**EXERCISE DATA**:
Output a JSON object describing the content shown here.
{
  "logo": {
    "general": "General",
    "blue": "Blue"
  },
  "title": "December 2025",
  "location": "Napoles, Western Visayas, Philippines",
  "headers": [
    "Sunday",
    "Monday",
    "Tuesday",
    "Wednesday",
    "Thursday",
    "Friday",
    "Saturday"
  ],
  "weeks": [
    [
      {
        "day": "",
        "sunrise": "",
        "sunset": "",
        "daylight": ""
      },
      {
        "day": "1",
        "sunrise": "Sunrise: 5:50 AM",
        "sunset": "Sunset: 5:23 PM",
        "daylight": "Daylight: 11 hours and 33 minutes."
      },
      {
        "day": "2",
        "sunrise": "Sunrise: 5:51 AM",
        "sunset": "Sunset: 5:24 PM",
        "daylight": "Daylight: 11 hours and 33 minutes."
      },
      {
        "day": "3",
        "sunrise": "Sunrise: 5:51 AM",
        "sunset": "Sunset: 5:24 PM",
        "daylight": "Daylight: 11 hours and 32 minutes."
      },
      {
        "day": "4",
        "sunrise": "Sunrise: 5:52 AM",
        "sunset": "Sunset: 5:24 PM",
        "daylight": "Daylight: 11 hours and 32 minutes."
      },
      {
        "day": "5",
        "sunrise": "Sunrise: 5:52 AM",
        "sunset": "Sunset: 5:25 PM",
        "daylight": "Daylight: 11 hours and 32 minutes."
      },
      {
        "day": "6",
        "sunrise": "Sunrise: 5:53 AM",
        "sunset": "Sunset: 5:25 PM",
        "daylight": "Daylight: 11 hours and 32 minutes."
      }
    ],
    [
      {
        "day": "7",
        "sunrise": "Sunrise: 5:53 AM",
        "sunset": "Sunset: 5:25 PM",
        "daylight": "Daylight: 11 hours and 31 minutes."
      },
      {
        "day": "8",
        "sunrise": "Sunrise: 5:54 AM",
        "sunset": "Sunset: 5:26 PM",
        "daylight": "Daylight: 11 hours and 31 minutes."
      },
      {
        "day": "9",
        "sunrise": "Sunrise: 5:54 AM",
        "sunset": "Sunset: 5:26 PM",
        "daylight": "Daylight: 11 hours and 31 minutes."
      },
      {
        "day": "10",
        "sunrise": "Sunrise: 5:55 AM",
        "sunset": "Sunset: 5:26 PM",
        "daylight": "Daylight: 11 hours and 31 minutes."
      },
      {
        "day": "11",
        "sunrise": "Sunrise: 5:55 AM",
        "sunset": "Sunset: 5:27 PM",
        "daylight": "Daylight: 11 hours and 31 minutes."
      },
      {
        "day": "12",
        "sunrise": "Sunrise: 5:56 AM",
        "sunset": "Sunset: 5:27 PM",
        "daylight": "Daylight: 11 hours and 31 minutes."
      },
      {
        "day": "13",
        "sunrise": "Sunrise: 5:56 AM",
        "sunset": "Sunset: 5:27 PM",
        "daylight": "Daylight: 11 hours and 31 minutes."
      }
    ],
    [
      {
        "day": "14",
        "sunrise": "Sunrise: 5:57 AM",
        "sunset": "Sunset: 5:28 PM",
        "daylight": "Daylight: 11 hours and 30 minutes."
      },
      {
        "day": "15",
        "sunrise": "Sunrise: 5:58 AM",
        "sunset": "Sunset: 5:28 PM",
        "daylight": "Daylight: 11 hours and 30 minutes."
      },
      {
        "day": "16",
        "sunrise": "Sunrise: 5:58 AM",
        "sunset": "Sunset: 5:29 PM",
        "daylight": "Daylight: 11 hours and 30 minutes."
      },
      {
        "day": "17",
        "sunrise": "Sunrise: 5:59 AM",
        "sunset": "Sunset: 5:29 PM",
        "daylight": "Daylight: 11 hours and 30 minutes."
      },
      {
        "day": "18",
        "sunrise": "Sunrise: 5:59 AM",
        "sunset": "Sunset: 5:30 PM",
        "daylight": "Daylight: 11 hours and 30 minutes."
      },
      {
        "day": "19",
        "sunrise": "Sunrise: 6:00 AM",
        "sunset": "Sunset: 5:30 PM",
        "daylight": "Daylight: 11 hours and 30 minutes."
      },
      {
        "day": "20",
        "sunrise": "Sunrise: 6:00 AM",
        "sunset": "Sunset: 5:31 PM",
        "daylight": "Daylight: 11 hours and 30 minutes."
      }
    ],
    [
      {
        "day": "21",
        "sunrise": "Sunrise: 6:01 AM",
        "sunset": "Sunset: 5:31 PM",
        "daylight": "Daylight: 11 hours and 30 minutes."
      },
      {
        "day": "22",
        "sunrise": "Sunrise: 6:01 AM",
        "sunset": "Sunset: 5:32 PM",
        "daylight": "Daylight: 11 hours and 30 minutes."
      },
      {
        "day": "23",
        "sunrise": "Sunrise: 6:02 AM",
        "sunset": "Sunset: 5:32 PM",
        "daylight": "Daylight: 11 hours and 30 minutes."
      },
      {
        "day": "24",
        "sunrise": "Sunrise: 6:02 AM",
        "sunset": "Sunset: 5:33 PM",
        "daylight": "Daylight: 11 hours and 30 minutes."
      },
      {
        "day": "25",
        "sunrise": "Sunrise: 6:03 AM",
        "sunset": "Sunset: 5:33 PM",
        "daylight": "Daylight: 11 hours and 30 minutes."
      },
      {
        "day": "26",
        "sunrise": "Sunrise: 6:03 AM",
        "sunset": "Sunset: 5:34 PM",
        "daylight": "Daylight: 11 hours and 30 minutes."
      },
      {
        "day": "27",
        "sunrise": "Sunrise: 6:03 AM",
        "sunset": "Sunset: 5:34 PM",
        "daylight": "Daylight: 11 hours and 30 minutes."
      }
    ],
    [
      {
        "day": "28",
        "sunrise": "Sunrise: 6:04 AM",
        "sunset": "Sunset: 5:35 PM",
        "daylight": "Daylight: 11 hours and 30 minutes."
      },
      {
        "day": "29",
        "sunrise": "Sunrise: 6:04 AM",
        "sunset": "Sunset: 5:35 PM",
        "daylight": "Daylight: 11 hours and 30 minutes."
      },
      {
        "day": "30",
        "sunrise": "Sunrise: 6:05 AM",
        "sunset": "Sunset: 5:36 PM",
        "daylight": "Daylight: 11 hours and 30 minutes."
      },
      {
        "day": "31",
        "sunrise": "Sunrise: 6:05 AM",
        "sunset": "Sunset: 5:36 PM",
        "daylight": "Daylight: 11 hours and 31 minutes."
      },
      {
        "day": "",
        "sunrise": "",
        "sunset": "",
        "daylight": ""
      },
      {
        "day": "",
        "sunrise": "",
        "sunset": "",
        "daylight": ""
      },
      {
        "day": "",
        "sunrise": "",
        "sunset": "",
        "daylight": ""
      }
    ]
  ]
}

**REQUIRED TASK**: Output the records verbatim, from the first line to the last.

**FINAL RESULT**:
Output a JSON object describing the content shown here.
{
  "logo": {
    "general": "General",
    "blue": "Blue"
  },
  "title": "December 2025",
  "location": "Napoles, Western Visayas, Philippines",
  "headers": [
    "Sunday",
    "Monday",
    "Tuesday",
    "Wednesday",
    "Thursday",
    "Friday",
    "Saturday"
  ],
  "weeks": [
    [
      {
        "day": "",
        "sunrise": "",
        "sunset": "",
        "daylight": ""
      },
      {
        "day": "1",
        "sunrise": "Sunrise: 5:50 AM",
        "sunset": "Sunset: 5:23 PM",
        "daylight": "Daylight: 11 hours and 33 minutes."
      },
      {
        "day": "2",
        "sunrise": "Sunrise: 5:51 AM",
        "sunset": "Sunset: 5:24 PM",
        "daylight": "Daylight: 11 hours and 33 minutes."
      },
      {
        "day": "3",
        "sunrise": "Sunrise: 5:51 AM",
        "sunset": "Sunset: 5:24 PM",
        "daylight": "Daylight: 11 hours and 32 minutes."
      },
      {
        "day": "4",
        "sunrise": "Sunrise: 5:52 AM",
        "sunset": "Sunset: 5:24 PM",
        "daylight": "Daylight: 11 hours and 32 minutes."
      },
      {
        "day": "5",
        "sunrise": "Sunrise: 5:52 AM",
        "sunset": "Sunset: 5:25 PM",
        "daylight": "Daylight: 11 hours and 32 minutes."
      },
      {
        "day": "6",
        "sunrise": "Sunrise: 5:53 AM",
        "sunset": "Sunset: 5:25 PM",
        "daylight": "Daylight: 11 hours and 32 minutes."
      }
    ],
    [
      {
        "day": "7",
        "sunrise": "Sunrise: 5:53 AM",
        "sunset": "Sunset: 5:25 PM",
        "daylight": "Daylight: 11 hours and 31 minutes."
      },
      {
        "day": "8",
        "sunrise": "Sunrise: 5:54 AM",
        "sunset": "Sunset: 5:26 PM",
        "daylight": "Daylight: 11 hours and 31 minutes."
      },
      {
        "day": "9",
        "sunrise": "Sunrise: 5:54 AM",
        "sunset": "Sunset: 5:26 PM",
        "daylight": "Daylight: 11 hours and 31 minutes."
      },
      {
        "day": "10",
        "sunrise": "Sunrise: 5:55 AM",
        "sunset": "Sunset: 5:26 PM",
        "daylight": "Daylight: 11 hours and 31 minutes."
      },
      {
        "day": "11",
        "sunrise": "Sunrise: 5:55 AM",
        "sunset": "Sunset: 5:27 PM",
        "daylight": "Daylight: 11 hours and 31 minutes."
      },
      {
        "day": "12",
        "sunrise": "Sunrise: 5:56 AM",
        "sunset": "Sunset: 5:27 PM",
        "daylight": "Daylight: 11 hours and 31 minutes."
      },
      {
        "day": "13",
        "sunrise": "Sunrise: 5:56 AM",
        "sunset": "Sunset: 5:27 PM",
        "daylight": "Daylight: 11 hours and 31 minutes."
      }
    ],
    [
      {
        "day": "14",
        "sunrise": "Sunrise: 5:57 AM",
        "sunset": "Sunset: 5:28 PM",
        "daylight": "Daylight: 11 hours and 30 minutes."
      },
      {
        "day": "15",
        "sunrise": "Sunrise: 5:58 AM",
        "sunset": "Sunset: 5:28 PM",
        "daylight": "Daylight: 11 hours and 30 minutes."
      },
      {
        "day": "16",
        "sunrise": "Sunrise: 5:58 AM",
        "sunset": "Sunset: 5:29 PM",
        "daylight": "Daylight: 11 hours and 30 minutes."
      },
      {
        "day": "17",
        "sunrise": "Sunrise: 5:59 AM",
        "sunset": "Sunset: 5:29 PM",
        "daylight": "Daylight: 11 hours and 30 minutes."
      },
      {
        "day": "18",
        "sunrise": "Sunrise: 5:59 AM",
        "sunset": "Sunset: 5:30 PM",
        "daylight": "Daylight: 11 hours and 30 minutes."
      },
      {
        "day": "19",
        "sunrise": "Sunrise: 6:00 AM",
        "sunset": "Sunset: 5:30 PM",
        "daylight": "Daylight: 11 hours and 30 minutes."
      },
      {
        "day": "20",
        "sunrise": "Sunrise: 6:00 AM",
        "sunset": "Sunset: 5:31 PM",
        "daylight": "Daylight: 11 hours and 30 minutes."
      }
    ],
    [
      {
        "day": "21",
        "sunrise": "Sunrise: 6:01 AM",
        "sunset": "Sunset: 5:31 PM",
        "daylight": "Daylight: 11 hours and 30 minutes."
      },
      {
        "day": "22",
        "sunrise": "Sunrise: 6:01 AM",
        "sunset": "Sunset: 5:32 PM",
        "daylight": "Daylight: 11 hours and 30 minutes."
      },
      {
        "day": "23",
        "sunrise": "Sunrise: 6:02 AM",
        "sunset": "Sunset: 5:32 PM",
        "daylight": "Daylight: 11 hours and 30 minutes."
      },
      {
        "day": "24",
        "sunrise": "Sunrise: 6:02 AM",
        "sunset": "Sunset: 5:33 PM",
        "daylight": "Daylight: 11 hours and 30 minutes."
      },
      {
        "day": "25",
        "sunrise": "Sunrise: 6:03 AM",
        "sunset": "Sunset: 5:33 PM",
        "daylight": "Daylight: 11 hours and 30 minutes."
      },
      {
        "day": "26",
        "sunrise": "Sunrise: 6:03 AM",
        "sunset": "Sunset: 5:34 PM",
        "daylight": "Daylight: 11 hours and 30 minutes."
      },
      {
        "day": "27",
        "sunrise": "Sunrise: 6:03 AM",
        "sunset": "Sunset: 5:34 PM",
        "daylight": "Daylight: 11 hours and 30 minutes."
      }
    ],
    [
      {
        "day": "28",
        "sunrise": "Sunrise: 6:04 AM",
        "sunset": "Sunset: 5:35 PM",
        "daylight": "Daylight: 11 hours and 30 minutes."
      },
      {
        "day": "29",
        "sunrise": "Sunrise: 6:04 AM",
        "sunset": "Sunset: 5:35 PM",
        "daylight": "Daylight: 11 hours and 30 minutes."
      },
      {
        "day": "30",
        "sunrise": "Sunrise: 6:05 AM",
        "sunset": "Sunset: 5:36 PM",
        "daylight": "Daylight: 11 hours and 30 minutes."
      },
      {
        "day": "31",
        "sunrise": "Sunrise: 6:05 AM",
        "sunset": "Sunset: 5:36 PM",
        "daylight": "Daylight: 11 hours and 31 minutes."
      },
      {
        "day": "",
        "sunrise": "",
        "sunset": "",
        "daylight": ""
      },
      {
        "day": "",
        "sunrise": "",
        "sunset": "",
        "daylight": ""
      },
      {
        "day": "",
        "sunrise": "",
        "sunset": "",
        "daylight": ""
      }
    ]
  ]
}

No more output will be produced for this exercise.